THE EXERCISE: Below is a block of records. Copy every line in it that contains the word "combien".

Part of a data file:

※ ※ ※

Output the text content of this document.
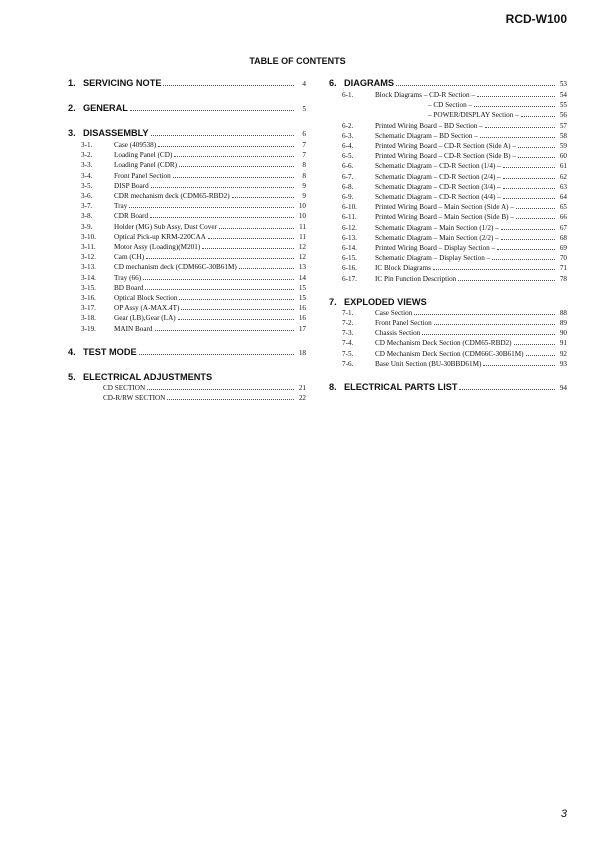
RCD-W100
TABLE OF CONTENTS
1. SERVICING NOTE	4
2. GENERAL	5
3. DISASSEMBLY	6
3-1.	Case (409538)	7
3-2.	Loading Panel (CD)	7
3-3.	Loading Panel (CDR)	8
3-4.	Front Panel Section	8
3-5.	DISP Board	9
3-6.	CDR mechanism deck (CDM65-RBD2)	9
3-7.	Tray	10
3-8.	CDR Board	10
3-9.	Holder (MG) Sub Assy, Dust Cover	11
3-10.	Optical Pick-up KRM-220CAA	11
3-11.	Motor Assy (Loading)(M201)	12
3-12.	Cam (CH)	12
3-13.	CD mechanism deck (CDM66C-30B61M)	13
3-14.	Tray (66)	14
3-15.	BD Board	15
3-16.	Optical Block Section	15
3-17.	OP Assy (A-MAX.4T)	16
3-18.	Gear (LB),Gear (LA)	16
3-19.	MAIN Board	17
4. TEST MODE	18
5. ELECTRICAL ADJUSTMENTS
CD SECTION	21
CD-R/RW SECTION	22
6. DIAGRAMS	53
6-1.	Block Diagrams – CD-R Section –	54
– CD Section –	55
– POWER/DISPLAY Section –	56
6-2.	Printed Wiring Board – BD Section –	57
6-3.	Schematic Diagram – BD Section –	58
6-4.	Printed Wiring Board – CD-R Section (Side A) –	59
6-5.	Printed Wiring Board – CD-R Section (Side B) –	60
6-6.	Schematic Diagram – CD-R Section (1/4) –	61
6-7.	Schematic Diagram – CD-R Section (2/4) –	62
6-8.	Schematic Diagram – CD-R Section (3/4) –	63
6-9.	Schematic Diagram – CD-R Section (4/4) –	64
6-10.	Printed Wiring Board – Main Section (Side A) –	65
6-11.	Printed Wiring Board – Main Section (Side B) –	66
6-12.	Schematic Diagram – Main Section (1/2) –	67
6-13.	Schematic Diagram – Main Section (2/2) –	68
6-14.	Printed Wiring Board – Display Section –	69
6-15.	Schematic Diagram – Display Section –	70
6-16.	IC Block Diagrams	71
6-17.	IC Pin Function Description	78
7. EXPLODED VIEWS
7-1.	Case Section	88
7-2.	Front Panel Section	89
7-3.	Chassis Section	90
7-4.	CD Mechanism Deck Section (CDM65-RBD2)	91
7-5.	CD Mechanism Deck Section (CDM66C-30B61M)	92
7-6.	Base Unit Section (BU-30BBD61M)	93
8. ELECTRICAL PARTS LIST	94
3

※ ※ ※

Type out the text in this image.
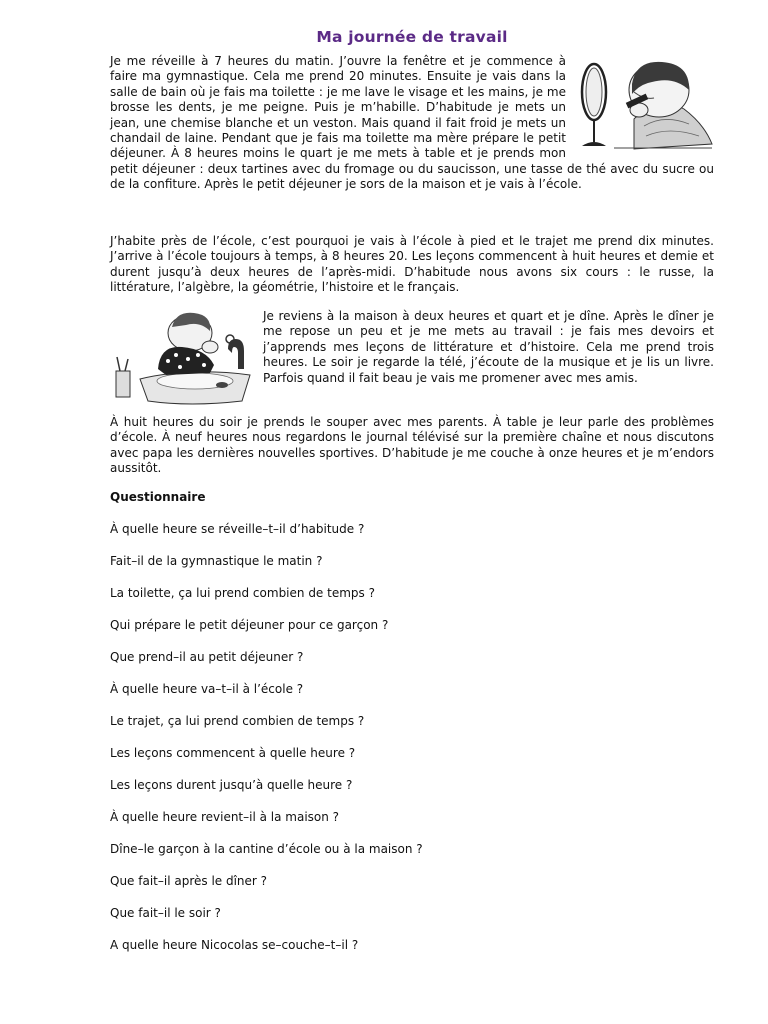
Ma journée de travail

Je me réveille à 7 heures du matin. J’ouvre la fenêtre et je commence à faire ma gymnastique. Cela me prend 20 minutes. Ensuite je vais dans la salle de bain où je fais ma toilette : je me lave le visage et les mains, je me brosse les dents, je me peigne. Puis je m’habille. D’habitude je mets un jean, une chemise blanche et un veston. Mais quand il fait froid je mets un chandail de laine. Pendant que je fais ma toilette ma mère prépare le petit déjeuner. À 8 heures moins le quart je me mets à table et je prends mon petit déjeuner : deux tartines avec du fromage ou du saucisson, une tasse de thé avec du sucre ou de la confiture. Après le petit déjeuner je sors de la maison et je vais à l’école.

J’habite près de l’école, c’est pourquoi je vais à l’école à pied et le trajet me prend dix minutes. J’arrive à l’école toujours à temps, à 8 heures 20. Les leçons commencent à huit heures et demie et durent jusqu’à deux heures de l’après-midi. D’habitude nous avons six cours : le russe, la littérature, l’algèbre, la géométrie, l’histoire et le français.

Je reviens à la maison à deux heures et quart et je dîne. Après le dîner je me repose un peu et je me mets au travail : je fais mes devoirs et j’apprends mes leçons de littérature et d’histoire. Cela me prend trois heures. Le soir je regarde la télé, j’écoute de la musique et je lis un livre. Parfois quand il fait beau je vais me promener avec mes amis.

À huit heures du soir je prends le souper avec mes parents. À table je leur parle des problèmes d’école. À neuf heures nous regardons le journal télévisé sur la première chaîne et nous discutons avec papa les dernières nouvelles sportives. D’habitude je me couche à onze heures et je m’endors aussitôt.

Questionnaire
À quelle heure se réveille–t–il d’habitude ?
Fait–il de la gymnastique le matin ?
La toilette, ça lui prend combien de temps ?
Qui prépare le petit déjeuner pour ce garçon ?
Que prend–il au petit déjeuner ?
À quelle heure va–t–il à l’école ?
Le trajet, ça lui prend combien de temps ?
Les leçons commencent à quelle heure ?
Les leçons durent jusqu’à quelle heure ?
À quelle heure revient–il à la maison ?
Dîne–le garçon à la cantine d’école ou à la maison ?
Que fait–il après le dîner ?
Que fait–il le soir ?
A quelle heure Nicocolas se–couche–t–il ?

※ ※ ※

RESPONSE:
La toilette, ça lui prend combien de temps ?
Le trajet, ça lui prend combien de temps ?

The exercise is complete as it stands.